§ **Exercise goal**: Retype all of the data exactly as given.

§ **Material provided**:
** Begin **

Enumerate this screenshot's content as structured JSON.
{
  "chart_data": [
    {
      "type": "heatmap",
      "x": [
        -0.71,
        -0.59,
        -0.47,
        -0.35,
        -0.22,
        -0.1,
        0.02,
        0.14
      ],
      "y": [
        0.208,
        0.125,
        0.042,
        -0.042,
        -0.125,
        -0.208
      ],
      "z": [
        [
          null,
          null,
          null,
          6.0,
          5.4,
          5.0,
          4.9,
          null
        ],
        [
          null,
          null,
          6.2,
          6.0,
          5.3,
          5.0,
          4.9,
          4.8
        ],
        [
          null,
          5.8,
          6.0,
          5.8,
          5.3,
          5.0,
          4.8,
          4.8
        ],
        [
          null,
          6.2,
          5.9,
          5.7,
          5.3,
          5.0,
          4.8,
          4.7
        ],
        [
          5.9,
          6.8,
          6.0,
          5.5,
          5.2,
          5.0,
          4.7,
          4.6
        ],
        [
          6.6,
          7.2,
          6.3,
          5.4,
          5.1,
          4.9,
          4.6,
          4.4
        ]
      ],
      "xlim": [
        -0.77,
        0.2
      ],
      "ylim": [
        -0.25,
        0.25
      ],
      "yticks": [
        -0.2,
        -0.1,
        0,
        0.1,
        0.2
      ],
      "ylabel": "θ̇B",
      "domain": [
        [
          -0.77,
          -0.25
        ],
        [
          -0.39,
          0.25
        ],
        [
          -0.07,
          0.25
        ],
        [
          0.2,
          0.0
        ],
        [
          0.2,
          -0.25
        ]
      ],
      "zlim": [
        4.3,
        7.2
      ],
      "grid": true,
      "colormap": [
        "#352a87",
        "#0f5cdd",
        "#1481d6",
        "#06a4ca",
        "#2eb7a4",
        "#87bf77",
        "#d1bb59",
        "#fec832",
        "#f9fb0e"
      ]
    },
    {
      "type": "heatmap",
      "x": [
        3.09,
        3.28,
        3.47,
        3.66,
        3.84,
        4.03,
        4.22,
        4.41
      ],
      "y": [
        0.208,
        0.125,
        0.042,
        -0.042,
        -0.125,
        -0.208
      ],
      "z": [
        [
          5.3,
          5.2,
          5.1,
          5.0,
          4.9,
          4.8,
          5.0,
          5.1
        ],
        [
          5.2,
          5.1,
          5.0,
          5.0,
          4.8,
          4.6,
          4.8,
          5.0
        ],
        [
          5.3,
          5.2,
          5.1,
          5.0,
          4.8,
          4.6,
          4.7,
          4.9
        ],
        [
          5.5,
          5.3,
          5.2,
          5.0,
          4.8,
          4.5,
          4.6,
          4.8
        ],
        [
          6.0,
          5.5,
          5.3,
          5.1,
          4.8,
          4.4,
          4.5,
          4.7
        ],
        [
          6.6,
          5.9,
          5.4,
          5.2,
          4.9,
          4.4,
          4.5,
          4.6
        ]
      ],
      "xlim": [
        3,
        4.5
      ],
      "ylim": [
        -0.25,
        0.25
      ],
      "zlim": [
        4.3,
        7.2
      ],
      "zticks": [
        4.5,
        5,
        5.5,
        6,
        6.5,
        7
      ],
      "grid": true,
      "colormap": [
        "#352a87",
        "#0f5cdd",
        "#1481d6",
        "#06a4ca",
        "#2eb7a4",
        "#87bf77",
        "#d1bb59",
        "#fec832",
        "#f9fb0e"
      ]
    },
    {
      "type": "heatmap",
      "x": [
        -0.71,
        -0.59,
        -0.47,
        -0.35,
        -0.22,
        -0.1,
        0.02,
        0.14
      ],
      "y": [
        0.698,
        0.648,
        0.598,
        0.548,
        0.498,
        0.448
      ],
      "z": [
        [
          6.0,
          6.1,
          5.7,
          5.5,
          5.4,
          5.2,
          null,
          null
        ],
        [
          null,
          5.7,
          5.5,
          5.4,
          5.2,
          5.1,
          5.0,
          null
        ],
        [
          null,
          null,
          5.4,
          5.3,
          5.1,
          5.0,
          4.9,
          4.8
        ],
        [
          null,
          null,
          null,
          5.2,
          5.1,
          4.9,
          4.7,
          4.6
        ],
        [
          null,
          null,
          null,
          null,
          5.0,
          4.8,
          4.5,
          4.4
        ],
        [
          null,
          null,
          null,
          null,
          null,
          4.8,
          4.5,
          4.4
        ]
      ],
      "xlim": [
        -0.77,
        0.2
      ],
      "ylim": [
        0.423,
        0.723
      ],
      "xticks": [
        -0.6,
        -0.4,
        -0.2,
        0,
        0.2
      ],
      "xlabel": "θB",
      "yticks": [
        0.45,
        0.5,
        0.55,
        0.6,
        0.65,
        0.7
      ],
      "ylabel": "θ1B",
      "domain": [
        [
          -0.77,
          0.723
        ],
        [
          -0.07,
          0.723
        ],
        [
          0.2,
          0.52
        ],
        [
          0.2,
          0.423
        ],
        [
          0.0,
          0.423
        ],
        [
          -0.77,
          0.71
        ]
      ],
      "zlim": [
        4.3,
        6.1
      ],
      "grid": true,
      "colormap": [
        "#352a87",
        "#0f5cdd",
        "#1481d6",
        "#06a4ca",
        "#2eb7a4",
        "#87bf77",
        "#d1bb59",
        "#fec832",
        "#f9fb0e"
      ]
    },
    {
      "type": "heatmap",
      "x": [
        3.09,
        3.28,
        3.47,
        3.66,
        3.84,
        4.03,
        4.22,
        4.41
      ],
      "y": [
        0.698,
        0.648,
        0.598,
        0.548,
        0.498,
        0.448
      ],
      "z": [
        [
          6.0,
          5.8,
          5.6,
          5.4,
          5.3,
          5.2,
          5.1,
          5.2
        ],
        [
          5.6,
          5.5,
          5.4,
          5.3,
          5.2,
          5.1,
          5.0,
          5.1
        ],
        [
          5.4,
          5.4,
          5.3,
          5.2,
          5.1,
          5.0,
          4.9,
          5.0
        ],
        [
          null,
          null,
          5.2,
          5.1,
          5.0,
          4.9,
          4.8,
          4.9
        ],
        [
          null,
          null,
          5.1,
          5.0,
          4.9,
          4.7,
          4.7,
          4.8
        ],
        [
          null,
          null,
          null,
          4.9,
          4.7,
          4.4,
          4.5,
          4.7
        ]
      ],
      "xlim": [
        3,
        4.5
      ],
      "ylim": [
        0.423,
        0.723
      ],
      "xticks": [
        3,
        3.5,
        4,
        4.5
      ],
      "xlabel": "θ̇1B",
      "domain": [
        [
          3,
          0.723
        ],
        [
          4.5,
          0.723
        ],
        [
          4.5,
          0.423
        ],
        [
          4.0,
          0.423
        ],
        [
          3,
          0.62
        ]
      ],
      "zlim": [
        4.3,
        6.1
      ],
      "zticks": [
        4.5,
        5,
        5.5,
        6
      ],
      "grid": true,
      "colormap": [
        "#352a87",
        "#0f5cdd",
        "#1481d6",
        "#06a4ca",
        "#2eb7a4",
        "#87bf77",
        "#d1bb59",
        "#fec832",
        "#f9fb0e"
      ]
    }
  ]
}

** End **

§ **Result**:
Enumerate this screenshot's content as structured JSON.
{
  "chart_data": [
    {
      "type": "heatmap",
      "x": [
        -0.71,
        -0.59,
        -0.47,
        -0.35,
        -0.22,
        -0.1,
        0.02,
        0.14
      ],
      "y": [
        0.208,
        0.125,
        0.042,
        -0.042,
        -0.125,
        -0.208
      ],
      "z": [
        [
          null,
          null,
          null,
          6.0,
          5.4,
          5.0,
          4.9,
          null
        ],
        [
          null,
          null,
          6.2,
          6.0,
          5.3,
          5.0,
          4.9,
          4.8
        ],
        [
          null,
          5.8,
          6.0,
          5.8,
          5.3,
          5.0,
          4.8,
          4.8
        ],
        [
          null,
          6.2,
          5.9,
          5.7,
          5.3,
          5.0,
          4.8,
          4.7
        ],
        [
          5.9,
          6.8,
          6.0,
          5.5,
          5.2,
          5.0,
          4.7,
          4.6
        ],
        [
          6.6,
          7.2,
          6.3,
          5.4,
          5.1,
          4.9,
          4.6,
          4.4
        ]
      ],
      "xlim": [
        -0.77,
        0.2
      ],
      "ylim": [
        -0.25,
        0.25
      ],
      "yticks": [
        -0.2,
        -0.1,
        0,
        0.1,
        0.2
      ],
      "ylabel": "θ̇B",
      "domain": [
        [
          -0.77,
          -0.25
        ],
        [
          -0.39,
          0.25
        ],
        [
          -0.07,
          0.25
        ],
        [
          0.2,
          0.0
        ],
        [
          0.2,
          -0.25
        ]
      ],
      "zlim": [
        4.3,
        7.2
      ],
      "grid": true,
      "colormap": [
        "#352a87",
        "#0f5cdd",
        "#1481d6",
        "#06a4ca",
        "#2eb7a4",
        "#87bf77",
        "#d1bb59",
        "#fec832",
        "#f9fb0e"
      ]
    },
    {
      "type": "heatmap",
      "x": [
        3.09,
        3.28,
        3.47,
        3.66,
        3.84,
        4.03,
        4.22,
        4.41
      ],
      "y": [
        0.208,
        0.125,
        0.042,
        -0.042,
        -0.125,
        -0.208
      ],
      "z": [
        [
          5.3,
          5.2,
          5.1,
          5.0,
          4.9,
          4.8,
          5.0,
          5.1
        ],
        [
          5.2,
          5.1,
          5.0,
          5.0,
          4.8,
          4.6,
          4.8,
          5.0
        ],
        [
          5.3,
          5.2,
          5.1,
          5.0,
          4.8,
          4.6,
          4.7,
          4.9
        ],
        [
          5.5,
          5.3,
          5.2,
          5.0,
          4.8,
          4.5,
          4.6,
          4.8
        ],
        [
          6.0,
          5.5,
          5.3,
          5.1,
          4.8,
          4.4,
          4.5,
          4.7
        ],
        [
          6.6,
          5.9,
          5.4,
          5.2,
          4.9,
          4.4,
          4.5,
          4.6
        ]
      ],
      "xlim": [
        3,
        4.5
      ],
      "ylim": [
        -0.25,
        0.25
      ],
      "zlim": [
        4.3,
        7.2
      ],
      "zticks": [
        4.5,
        5,
        5.5,
        6,
        6.5,
        7
      ],
      "grid": true,
      "colormap": [
        "#352a87",
        "#0f5cdd",
        "#1481d6",
        "#06a4ca",
        "#2eb7a4",
        "#87bf77",
        "#d1bb59",
        "#fec832",
        "#f9fb0e"
      ]
    },
    {
      "type": "heatmap",
      "x": [
        -0.71,
        -0.59,
        -0.47,
        -0.35,
        -0.22,
        -0.1,
        0.02,
        0.14
      ],
      "y": [
        0.698,
        0.648,
        0.598,
        0.548,
        0.498,
        0.448
      ],
      "z": [
        [
          6.0,
          6.1,
          5.7,
          5.5,
          5.4,
          5.2,
          null,
          null
        ],
        [
          null,
          5.7,
          5.5,
          5.4,
          5.2,
          5.1,
          5.0,
          null
        ],
        [
          null,
          null,
          5.4,
          5.3,
          5.1,
          5.0,
          4.9,
          4.8
        ],
        [
          null,
          null,
          null,
          5.2,
          5.1,
          4.9,
          4.7,
          4.6
        ],
        [
          null,
          null,
          null,
          null,
          5.0,
          4.8,
          4.5,
          4.4
        ],
        [
          null,
          null,
          null,
          null,
          null,
          4.8,
          4.5,
          4.4
        ]
      ],
      "xlim": [
        -0.77,
        0.2
      ],
      "ylim": [
        0.423,
        0.723
      ],
      "xticks": [
        -0.6,
        -0.4,
        -0.2,
        0,
        0.2
      ],
      "xlabel": "θB",
      "yticks": [
        0.45,
        0.5,
        0.55,
        0.6,
        0.65,
        0.7
      ],
      "ylabel": "θ1B",
      "domain": [
        [
          -0.77,
          0.723
        ],
        [
          -0.07,
          0.723
        ],
        [
          0.2,
          0.52
        ],
        [
          0.2,
          0.423
        ],
        [
          0.0,
          0.423
        ],
        [
          -0.77,
          0.71
        ]
      ],
      "zlim": [
        4.3,
        6.1
      ],
      "grid": true,
      "colormap": [
        "#352a87",
        "#0f5cdd",
        "#1481d6",
        "#06a4ca",
        "#2eb7a4",
        "#87bf77",
        "#d1bb59",
        "#fec832",
        "#f9fb0e"
      ]
    },
    {
      "type": "heatmap",
      "x": [
        3.09,
        3.28,
        3.47,
        3.66,
        3.84,
        4.03,
        4.22,
        4.41
      ],
      "y": [
        0.698,
        0.648,
        0.598,
        0.548,
        0.498,
        0.448
      ],
      "z": [
        [
          6.0,
          5.8,
          5.6,
          5.4,
          5.3,
          5.2,
          5.1,
          5.2
        ],
        [
          5.6,
          5.5,
          5.4,
          5.3,
          5.2,
          5.1,
          5.0,
          5.1
        ],
        [
          5.4,
          5.4,
          5.3,
          5.2,
          5.1,
          5.0,
          4.9,
          5.0
        ],
        [
          null,
          null,
          5.2,
          5.1,
          5.0,
          4.9,
          4.8,
          4.9
        ],
        [
          null,
          null,
          5.1,
          5.0,
          4.9,
          4.7,
          4.7,
          4.8
        ],
        [
          null,
          null,
          null,
          4.9,
          4.7,
          4.4,
          4.5,
          4.7
        ]
      ],
      "xlim": [
        3,
        4.5
      ],
      "ylim": [
        0.423,
        0.723
      ],
      "xticks": [
        3,
        3.5,
        4,
        4.5
      ],
      "xlabel": "θ̇1B",
      "domain": [
        [
          3,
          0.723
        ],
        [
          4.5,
          0.723
        ],
        [
          4.5,
          0.423
        ],
        [
          4.0,
          0.423
        ],
        [
          3,
          0.62
        ]
      ],
      "zlim": [
        4.3,
        6.1
      ],
      "zticks": [
        4.5,
        5,
        5.5,
        6
      ],
      "grid": true,
      "colormap": [
        "#352a87",
        "#0f5cdd",
        "#1481d6",
        "#06a4ca",
        "#2eb7a4",
        "#87bf77",
        "#d1bb59",
        "#fec832",
        "#f9fb0e"
      ]
    }
  ]
}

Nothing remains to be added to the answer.